= DIRECTIONS =
Give every line of the material again, exactly as written.

[Collected data]
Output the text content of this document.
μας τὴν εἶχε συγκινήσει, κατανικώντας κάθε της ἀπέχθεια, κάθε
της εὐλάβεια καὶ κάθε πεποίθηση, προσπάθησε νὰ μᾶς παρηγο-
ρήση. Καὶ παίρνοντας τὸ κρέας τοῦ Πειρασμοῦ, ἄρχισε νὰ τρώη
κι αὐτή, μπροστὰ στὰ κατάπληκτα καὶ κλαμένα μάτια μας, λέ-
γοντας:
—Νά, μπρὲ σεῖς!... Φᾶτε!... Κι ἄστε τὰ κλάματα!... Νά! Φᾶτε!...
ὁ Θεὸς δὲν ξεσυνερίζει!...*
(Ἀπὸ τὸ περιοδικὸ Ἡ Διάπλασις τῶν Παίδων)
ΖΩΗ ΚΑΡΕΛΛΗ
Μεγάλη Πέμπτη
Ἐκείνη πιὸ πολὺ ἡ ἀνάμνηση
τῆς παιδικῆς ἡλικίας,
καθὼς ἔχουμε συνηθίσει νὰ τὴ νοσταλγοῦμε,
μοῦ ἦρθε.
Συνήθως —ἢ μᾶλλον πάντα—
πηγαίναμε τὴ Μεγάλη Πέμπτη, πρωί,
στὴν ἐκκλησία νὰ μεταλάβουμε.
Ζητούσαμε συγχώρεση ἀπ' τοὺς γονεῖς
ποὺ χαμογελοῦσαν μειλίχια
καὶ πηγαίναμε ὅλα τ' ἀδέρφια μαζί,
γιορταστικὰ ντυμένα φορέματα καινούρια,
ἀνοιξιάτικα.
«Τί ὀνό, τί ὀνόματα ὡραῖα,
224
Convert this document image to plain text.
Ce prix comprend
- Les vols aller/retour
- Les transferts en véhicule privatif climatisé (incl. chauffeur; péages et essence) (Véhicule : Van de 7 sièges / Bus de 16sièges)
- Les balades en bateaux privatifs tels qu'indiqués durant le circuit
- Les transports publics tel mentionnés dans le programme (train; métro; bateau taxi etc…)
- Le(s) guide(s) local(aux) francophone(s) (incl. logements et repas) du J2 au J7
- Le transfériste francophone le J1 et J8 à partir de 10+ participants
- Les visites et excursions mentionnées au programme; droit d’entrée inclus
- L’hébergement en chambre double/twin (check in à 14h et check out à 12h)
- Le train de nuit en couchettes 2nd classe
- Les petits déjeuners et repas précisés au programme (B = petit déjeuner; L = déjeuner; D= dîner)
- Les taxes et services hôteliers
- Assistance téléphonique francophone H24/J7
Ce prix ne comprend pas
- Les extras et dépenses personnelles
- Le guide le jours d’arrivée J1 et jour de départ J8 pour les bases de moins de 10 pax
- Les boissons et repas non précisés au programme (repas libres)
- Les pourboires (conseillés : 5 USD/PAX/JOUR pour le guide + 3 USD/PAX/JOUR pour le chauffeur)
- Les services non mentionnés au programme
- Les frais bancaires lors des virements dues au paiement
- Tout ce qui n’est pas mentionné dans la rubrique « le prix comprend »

= ANSWER TO THIS EXERCISE =
Output the text content of this document.
μας τὴν εἶχε συγκινήσει, κατανικώντας κάθε της ἀπέχθεια, κάθε
της εὐλάβεια καὶ κάθε πεποίθηση, προσπάθησε νὰ μᾶς παρηγο-
ρήση. Καὶ παίρνοντας τὸ κρέας τοῦ Πειρασμοῦ, ἄρχισε νὰ τρώη
κι αὐτή, μπροστὰ στὰ κατάπληκτα καὶ κλαμένα μάτια μας, λέ-
γοντας:
—Νά, μπρὲ σεῖς!... Φᾶτε!... Κι ἄστε τὰ κλάματα!... Νά! Φᾶτε!...
ὁ Θεὸς δὲν ξεσυνερίζει!...*
(Ἀπὸ τὸ περιοδικὸ Ἡ Διάπλασις τῶν Παίδων)
ΖΩΗ ΚΑΡΕΛΛΗ
Μεγάλη Πέμπτη
Ἐκείνη πιὸ πολὺ ἡ ἀνάμνηση
τῆς παιδικῆς ἡλικίας,
καθὼς ἔχουμε συνηθίσει νὰ τὴ νοσταλγοῦμε,
μοῦ ἦρθε.
Συνήθως —ἢ μᾶλλον πάντα—
πηγαίναμε τὴ Μεγάλη Πέμπτη, πρωί,
στὴν ἐκκλησία νὰ μεταλάβουμε.
Ζητούσαμε συγχώρεση ἀπ' τοὺς γονεῖς
ποὺ χαμογελοῦσαν μειλίχια
καὶ πηγαίναμε ὅλα τ' ἀδέρφια μαζί,
γιορταστικὰ ντυμένα φορέματα καινούρια,
ἀνοιξιάτικα.
«Τί ὀνό, τί ὀνόματα ὡραῖα,
224
Convert this document image to plain text.
Ce prix comprend
- Les vols aller/retour
- Les transferts en véhicule privatif climatisé (incl. chauffeur; péages et essence) (Véhicule : Van de 7 sièges / Bus de 16sièges)
- Les balades en bateaux privatifs tels qu'indiqués durant le circuit
- Les transports publics tel mentionnés dans le programme (train; métro; bateau taxi etc…)
- Le(s) guide(s) local(aux) francophone(s) (incl. logements et repas) du J2 au J7
- Le transfériste francophone le J1 et J8 à partir de 10+ participants
- Les visites et excursions mentionnées au programme; droit d’entrée inclus
- L’hébergement en chambre double/twin (check in à 14h et check out à 12h)
- Le train de nuit en couchettes 2nd classe
- Les petits déjeuners et repas précisés au programme (B = petit déjeuner; L = déjeuner; D= dîner)
- Les taxes et services hôteliers
- Assistance téléphonique francophone H24/J7
Ce prix ne comprend pas
- Les extras et dépenses personnelles
- Le guide le jours d’arrivée J1 et jour de départ J8 pour les bases de moins de 10 pax
- Les boissons et repas non précisés au programme (repas libres)
- Les pourboires (conseillés : 5 USD/PAX/JOUR pour le guide + 3 USD/PAX/JOUR pour le chauffeur)
- Les services non mentionnés au programme
- Les frais bancaires lors des virements dues au paiement
- Tout ce qui n’est pas mentionné dans la rubrique « le prix comprend »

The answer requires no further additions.